Records from a collection of figures
* * * * * * * * *
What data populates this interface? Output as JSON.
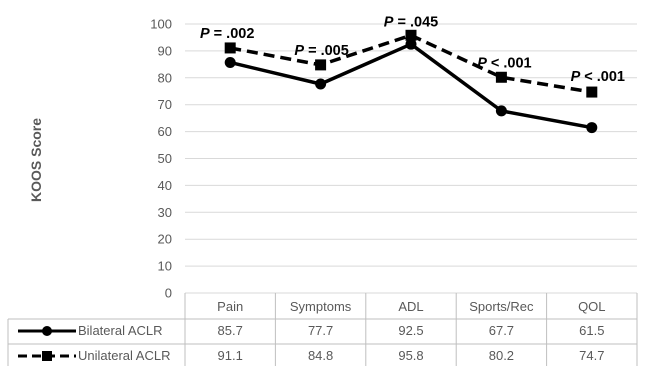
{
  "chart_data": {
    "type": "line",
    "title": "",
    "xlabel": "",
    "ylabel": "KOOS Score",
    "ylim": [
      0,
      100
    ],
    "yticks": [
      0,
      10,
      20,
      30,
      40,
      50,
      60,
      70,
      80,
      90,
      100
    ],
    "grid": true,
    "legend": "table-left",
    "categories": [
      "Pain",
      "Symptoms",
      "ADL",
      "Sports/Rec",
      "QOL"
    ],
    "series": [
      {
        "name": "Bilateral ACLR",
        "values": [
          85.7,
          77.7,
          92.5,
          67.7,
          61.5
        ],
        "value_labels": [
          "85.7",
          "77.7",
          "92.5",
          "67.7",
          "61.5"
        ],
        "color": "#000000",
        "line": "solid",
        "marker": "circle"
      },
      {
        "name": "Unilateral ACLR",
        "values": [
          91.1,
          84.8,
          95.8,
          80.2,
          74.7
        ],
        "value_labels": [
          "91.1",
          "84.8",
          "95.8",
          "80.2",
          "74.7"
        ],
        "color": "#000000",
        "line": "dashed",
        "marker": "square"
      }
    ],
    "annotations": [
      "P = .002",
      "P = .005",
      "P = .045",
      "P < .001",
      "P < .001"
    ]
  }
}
* * * * * * * * *
Aim – Reproduce the listing above exactly, excluding all pictures.

Answer in full –
What data populates this interface? Output as JSON.
{
  "chart_data": {
    "type": "line",
    "title": "",
    "xlabel": "",
    "ylabel": "KOOS Score",
    "ylim": [
      0,
      100
    ],
    "yticks": [
      0,
      10,
      20,
      30,
      40,
      50,
      60,
      70,
      80,
      90,
      100
    ],
    "grid": true,
    "legend": "table-left",
    "categories": [
      "Pain",
      "Symptoms",
      "ADL",
      "Sports/Rec",
      "QOL"
    ],
    "series": [
      {
        "name": "Bilateral ACLR",
        "values": [
          85.7,
          77.7,
          92.5,
          67.7,
          61.5
        ],
        "value_labels": [
          "85.7",
          "77.7",
          "92.5",
          "67.7",
          "61.5"
        ],
        "color": "#000000",
        "line": "solid",
        "marker": "circle"
      },
      {
        "name": "Unilateral ACLR",
        "values": [
          91.1,
          84.8,
          95.8,
          80.2,
          74.7
        ],
        "value_labels": [
          "91.1",
          "84.8",
          "95.8",
          "80.2",
          "74.7"
        ],
        "color": "#000000",
        "line": "dashed",
        "marker": "square"
      }
    ],
    "annotations": [
      "P = .002",
      "P = .005",
      "P = .045",
      "P < .001",
      "P < .001"
    ]
  }
}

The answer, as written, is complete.